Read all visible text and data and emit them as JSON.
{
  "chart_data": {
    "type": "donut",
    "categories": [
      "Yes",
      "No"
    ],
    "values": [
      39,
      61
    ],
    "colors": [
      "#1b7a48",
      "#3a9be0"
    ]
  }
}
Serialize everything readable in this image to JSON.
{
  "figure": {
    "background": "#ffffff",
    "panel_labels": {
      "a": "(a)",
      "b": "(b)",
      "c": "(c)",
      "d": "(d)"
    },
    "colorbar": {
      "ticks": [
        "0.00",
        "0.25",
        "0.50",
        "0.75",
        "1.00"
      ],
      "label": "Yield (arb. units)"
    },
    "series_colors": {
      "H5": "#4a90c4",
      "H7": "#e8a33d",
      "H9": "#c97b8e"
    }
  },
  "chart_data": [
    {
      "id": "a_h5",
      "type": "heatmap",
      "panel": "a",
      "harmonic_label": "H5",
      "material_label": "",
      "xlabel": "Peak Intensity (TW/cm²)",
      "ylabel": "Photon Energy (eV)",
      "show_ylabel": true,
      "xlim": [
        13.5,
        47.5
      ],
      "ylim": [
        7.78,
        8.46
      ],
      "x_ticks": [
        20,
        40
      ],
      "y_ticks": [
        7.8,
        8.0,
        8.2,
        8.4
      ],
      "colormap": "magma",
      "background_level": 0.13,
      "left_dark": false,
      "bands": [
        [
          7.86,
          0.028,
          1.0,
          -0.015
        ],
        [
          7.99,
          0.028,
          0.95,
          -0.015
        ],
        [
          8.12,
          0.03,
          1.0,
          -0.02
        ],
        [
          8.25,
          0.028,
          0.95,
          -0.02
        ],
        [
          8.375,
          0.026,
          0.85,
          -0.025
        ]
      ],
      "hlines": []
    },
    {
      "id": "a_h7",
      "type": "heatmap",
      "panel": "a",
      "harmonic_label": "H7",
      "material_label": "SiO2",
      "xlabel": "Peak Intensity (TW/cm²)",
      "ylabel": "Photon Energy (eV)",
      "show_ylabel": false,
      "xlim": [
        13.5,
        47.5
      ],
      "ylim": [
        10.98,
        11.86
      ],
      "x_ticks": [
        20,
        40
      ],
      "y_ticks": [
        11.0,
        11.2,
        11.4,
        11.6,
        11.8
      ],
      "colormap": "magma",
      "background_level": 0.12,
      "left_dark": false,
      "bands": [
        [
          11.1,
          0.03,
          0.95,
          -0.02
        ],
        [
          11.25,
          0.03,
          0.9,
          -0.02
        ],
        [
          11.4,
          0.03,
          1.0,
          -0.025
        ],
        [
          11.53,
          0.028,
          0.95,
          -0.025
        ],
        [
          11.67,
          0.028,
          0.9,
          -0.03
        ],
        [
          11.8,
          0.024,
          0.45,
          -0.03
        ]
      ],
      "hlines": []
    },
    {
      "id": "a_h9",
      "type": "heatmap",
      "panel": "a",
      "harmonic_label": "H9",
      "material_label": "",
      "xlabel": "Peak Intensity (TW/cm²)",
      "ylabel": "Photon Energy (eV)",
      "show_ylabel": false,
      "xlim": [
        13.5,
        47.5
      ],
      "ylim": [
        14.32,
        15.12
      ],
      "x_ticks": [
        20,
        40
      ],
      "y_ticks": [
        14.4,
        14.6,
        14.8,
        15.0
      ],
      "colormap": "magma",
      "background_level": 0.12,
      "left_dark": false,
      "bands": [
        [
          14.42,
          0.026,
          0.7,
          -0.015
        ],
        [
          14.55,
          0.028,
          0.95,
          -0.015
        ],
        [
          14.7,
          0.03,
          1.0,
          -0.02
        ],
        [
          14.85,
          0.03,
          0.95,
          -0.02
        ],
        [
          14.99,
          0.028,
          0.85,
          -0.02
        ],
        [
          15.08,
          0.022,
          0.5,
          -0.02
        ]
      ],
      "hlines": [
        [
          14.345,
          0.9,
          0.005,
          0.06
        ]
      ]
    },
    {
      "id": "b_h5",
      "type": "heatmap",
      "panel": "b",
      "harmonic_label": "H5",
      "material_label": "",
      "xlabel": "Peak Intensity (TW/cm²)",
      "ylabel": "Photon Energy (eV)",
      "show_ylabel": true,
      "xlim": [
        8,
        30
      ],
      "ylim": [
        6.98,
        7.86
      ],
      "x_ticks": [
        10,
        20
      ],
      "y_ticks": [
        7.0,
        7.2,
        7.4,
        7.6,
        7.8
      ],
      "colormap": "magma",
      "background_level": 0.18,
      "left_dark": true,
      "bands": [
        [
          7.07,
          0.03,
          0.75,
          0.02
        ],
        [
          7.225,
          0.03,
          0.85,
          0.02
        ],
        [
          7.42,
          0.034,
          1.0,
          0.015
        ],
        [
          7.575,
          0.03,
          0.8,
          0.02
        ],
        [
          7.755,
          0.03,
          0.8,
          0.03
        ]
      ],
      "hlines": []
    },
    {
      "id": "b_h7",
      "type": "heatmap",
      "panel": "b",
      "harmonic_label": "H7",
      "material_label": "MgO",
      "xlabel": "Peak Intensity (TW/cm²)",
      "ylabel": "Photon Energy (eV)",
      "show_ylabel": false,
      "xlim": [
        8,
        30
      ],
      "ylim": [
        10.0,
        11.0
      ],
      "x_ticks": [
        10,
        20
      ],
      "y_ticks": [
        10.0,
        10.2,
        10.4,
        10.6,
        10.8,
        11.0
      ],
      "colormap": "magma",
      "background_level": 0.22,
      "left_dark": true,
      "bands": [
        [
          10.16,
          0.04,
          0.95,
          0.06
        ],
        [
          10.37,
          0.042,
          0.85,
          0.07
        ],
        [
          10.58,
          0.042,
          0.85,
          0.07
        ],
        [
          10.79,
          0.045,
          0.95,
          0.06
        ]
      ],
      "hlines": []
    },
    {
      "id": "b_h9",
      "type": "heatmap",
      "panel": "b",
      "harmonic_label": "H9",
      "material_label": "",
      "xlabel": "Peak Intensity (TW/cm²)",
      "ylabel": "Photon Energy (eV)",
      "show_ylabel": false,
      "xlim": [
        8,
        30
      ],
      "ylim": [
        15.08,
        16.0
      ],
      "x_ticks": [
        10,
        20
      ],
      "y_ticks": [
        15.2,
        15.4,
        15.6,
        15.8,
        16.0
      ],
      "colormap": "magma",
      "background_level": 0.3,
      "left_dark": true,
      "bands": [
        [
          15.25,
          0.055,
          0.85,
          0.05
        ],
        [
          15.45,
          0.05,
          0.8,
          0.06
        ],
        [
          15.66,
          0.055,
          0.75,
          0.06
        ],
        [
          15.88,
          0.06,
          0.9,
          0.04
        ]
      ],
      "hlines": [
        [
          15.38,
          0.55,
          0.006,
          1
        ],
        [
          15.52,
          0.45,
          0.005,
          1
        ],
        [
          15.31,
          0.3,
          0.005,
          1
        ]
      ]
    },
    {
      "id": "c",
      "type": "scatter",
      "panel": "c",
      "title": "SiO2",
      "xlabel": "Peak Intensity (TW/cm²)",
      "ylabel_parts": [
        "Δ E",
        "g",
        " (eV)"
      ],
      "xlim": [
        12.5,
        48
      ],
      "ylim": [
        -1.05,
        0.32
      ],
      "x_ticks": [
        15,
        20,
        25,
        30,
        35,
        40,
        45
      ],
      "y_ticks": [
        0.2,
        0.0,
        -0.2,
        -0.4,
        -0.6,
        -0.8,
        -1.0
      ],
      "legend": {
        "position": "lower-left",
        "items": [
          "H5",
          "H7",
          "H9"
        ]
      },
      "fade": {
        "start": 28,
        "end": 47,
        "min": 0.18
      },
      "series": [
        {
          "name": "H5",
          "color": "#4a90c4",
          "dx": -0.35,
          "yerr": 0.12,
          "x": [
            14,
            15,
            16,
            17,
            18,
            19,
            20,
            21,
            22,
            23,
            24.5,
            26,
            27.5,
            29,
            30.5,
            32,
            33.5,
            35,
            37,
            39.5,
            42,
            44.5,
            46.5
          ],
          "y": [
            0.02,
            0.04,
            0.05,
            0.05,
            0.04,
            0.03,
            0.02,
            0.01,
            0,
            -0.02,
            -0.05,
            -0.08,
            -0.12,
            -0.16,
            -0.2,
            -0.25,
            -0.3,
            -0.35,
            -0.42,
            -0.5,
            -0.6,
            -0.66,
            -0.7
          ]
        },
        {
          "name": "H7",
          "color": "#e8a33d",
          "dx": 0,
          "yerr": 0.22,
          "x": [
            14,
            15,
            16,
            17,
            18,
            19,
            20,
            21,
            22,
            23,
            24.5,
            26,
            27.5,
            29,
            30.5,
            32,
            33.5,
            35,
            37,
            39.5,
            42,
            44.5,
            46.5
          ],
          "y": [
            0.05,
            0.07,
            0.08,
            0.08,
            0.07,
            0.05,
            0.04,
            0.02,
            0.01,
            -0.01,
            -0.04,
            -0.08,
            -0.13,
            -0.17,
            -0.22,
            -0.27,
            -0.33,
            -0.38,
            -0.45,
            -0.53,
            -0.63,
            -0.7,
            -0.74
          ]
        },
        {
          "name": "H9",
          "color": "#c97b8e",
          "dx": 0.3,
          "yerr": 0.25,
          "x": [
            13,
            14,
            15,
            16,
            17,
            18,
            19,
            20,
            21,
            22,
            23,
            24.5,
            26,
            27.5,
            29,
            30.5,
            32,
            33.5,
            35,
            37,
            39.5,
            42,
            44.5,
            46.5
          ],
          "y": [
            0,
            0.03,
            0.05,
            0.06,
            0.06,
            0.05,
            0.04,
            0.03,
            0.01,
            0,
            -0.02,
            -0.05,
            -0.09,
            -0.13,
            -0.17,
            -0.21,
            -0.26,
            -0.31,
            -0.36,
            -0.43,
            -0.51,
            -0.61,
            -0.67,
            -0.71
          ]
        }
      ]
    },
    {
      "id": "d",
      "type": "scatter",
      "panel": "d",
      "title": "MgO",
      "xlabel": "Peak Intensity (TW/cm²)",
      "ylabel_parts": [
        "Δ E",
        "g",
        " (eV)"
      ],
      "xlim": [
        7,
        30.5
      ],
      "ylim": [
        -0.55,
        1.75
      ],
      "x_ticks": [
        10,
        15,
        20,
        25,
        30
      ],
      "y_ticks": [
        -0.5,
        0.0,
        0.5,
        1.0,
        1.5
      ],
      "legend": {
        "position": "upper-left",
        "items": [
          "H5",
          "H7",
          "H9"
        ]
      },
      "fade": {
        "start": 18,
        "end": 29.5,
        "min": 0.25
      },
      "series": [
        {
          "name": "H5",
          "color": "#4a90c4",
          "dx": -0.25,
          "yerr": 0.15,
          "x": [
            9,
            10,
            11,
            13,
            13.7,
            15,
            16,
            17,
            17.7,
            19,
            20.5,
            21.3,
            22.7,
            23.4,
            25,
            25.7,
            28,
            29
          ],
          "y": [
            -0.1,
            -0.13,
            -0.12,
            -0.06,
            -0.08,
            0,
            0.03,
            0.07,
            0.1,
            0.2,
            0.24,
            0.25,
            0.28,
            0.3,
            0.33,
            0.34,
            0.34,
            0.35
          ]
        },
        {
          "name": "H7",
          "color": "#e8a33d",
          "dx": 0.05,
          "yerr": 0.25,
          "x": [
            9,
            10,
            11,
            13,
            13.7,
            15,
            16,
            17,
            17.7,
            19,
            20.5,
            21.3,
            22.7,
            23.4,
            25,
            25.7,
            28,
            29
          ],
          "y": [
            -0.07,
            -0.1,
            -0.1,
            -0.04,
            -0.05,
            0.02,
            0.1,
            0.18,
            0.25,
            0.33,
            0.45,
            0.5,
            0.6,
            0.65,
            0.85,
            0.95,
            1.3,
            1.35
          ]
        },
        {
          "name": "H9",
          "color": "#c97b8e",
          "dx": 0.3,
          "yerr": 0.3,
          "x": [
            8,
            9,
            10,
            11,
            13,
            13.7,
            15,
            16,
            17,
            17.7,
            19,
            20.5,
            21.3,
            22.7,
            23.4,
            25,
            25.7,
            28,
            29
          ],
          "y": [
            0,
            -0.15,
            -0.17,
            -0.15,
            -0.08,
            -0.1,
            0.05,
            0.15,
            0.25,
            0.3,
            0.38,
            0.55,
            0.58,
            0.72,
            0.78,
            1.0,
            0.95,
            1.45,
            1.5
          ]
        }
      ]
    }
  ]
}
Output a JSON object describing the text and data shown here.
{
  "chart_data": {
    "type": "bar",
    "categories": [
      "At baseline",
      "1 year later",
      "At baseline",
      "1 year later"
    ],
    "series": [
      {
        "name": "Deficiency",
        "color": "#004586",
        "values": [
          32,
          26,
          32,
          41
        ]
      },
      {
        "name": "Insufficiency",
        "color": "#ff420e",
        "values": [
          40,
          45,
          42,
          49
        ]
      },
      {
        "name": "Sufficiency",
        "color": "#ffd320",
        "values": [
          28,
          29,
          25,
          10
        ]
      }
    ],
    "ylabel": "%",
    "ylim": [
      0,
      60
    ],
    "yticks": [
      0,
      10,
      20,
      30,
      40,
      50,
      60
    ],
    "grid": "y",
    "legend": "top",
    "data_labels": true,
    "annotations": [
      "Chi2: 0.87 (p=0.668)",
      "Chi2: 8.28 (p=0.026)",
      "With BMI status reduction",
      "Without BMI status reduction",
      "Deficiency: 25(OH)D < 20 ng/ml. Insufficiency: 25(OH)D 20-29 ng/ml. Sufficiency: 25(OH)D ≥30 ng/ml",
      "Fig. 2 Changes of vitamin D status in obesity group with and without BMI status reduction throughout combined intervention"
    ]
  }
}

#### [AIM OF THE TASK]
Please extract exactly, and only, the lines from the line containing "Output a JSON" through the last line of the records.

#### [SOLUTION TO THE EXERCISE]
Output a JSON object describing the text and data shown here.
{
  "chart_data": {
    "type": "bar",
    "categories": [
      "At baseline",
      "1 year later",
      "At baseline",
      "1 year later"
    ],
    "series": [
      {
        "name": "Deficiency",
        "color": "#004586",
        "values": [
          32,
          26,
          32,
          41
        ]
      },
      {
        "name": "Insufficiency",
        "color": "#ff420e",
        "values": [
          40,
          45,
          42,
          49
        ]
      },
      {
        "name": "Sufficiency",
        "color": "#ffd320",
        "values": [
          28,
          29,
          25,
          10
        ]
      }
    ],
    "ylabel": "%",
    "ylim": [
      0,
      60
    ],
    "yticks": [
      0,
      10,
      20,
      30,
      40,
      50,
      60
    ],
    "grid": "y",
    "legend": "top",
    "data_labels": true,
    "annotations": [
      "Chi2: 0.87 (p=0.668)",
      "Chi2: 8.28 (p=0.026)",
      "With BMI status reduction",
      "Without BMI status reduction",
      "Deficiency: 25(OH)D < 20 ng/ml. Insufficiency: 25(OH)D 20-29 ng/ml. Sufficiency: 25(OH)D ≥30 ng/ml",
      "Fig. 2 Changes of vitamin D status in obesity group with and without BMI status reduction throughout combined intervention"
    ]
  }
}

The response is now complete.